WRITTEN PROBLEM »
Nothing may be dropped or altered: reproduce all the data.

SUPPLIED RECORDS »
● ● ● ●

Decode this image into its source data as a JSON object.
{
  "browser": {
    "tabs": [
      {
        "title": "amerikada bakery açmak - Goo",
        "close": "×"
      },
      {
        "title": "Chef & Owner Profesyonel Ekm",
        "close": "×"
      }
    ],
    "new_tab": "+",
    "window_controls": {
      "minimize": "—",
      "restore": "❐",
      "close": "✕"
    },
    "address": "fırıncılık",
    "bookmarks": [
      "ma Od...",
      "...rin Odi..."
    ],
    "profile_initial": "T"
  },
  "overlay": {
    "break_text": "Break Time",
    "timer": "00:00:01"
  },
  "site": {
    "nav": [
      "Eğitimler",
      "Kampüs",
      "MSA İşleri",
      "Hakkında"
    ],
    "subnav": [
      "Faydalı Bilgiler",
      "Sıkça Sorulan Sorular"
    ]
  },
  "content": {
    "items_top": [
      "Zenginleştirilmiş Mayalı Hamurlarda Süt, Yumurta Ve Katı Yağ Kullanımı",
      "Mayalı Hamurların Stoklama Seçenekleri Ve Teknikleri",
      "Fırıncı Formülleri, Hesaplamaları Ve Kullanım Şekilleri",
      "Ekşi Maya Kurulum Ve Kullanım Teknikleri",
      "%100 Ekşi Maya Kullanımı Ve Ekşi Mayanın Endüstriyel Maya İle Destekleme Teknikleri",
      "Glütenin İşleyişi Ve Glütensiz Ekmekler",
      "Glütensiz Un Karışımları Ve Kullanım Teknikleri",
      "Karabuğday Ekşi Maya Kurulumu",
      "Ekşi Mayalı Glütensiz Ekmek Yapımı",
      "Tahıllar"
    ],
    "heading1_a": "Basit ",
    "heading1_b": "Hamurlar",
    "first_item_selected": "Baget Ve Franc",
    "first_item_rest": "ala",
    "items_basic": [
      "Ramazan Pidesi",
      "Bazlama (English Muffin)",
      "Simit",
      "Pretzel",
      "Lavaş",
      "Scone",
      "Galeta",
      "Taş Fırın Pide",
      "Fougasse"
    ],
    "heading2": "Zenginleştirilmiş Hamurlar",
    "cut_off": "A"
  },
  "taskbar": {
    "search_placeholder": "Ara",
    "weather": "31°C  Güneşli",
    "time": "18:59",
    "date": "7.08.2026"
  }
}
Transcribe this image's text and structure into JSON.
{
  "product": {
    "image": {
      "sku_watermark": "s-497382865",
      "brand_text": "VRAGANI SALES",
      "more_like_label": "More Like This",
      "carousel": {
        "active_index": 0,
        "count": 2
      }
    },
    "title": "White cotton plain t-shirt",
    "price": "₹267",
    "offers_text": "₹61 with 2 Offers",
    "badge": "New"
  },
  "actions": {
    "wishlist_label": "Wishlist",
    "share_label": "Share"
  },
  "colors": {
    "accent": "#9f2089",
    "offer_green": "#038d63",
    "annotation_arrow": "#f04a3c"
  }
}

● ● ● ●

EXERCISE RESULT »
Decode this image into its source data as a JSON object.
{
  "browser": {
    "tabs": [
      {
        "title": "amerikada bakery açmak - Goo",
        "close": "×"
      },
      {
        "title": "Chef & Owner Profesyonel Ekm",
        "close": "×"
      }
    ],
    "new_tab": "+",
    "window_controls": {
      "minimize": "—",
      "restore": "❐",
      "close": "✕"
    },
    "address": "fırıncılık",
    "bookmarks": [
      "ma Od...",
      "...rin Odi..."
    ],
    "profile_initial": "T"
  },
  "overlay": {
    "break_text": "Break Time",
    "timer": "00:00:01"
  },
  "site": {
    "nav": [
      "Eğitimler",
      "Kampüs",
      "MSA İşleri",
      "Hakkında"
    ],
    "subnav": [
      "Faydalı Bilgiler",
      "Sıkça Sorulan Sorular"
    ]
  },
  "content": {
    "items_top": [
      "Zenginleştirilmiş Mayalı Hamurlarda Süt, Yumurta Ve Katı Yağ Kullanımı",
      "Mayalı Hamurların Stoklama Seçenekleri Ve Teknikleri",
      "Fırıncı Formülleri, Hesaplamaları Ve Kullanım Şekilleri",
      "Ekşi Maya Kurulum Ve Kullanım Teknikleri",
      "%100 Ekşi Maya Kullanımı Ve Ekşi Mayanın Endüstriyel Maya İle Destekleme Teknikleri",
      "Glütenin İşleyişi Ve Glütensiz Ekmekler",
      "Glütensiz Un Karışımları Ve Kullanım Teknikleri",
      "Karabuğday Ekşi Maya Kurulumu",
      "Ekşi Mayalı Glütensiz Ekmek Yapımı",
      "Tahıllar"
    ],
    "heading1_a": "Basit ",
    "heading1_b": "Hamurlar",
    "first_item_selected": "Baget Ve Franc",
    "first_item_rest": "ala",
    "items_basic": [
      "Ramazan Pidesi",
      "Bazlama (English Muffin)",
      "Simit",
      "Pretzel",
      "Lavaş",
      "Scone",
      "Galeta",
      "Taş Fırın Pide",
      "Fougasse"
    ],
    "heading2": "Zenginleştirilmiş Hamurlar",
    "cut_off": "A"
  },
  "taskbar": {
    "search_placeholder": "Ara",
    "weather": "31°C  Güneşli",
    "time": "18:59",
    "date": "7.08.2026"
  }
}
Transcribe this image's text and structure into JSON.
{
  "product": {
    "image": {
      "sku_watermark": "s-497382865",
      "brand_text": "VRAGANI SALES",
      "more_like_label": "More Like This",
      "carousel": {
        "active_index": 0,
        "count": 2
      }
    },
    "title": "White cotton plain t-shirt",
    "price": "₹267",
    "offers_text": "₹61 with 2 Offers",
    "badge": "New"
  },
  "actions": {
    "wishlist_label": "Wishlist",
    "share_label": "Share"
  },
  "colors": {
    "accent": "#9f2089",
    "offer_green": "#038d63",
    "annotation_arrow": "#f04a3c"
  }
}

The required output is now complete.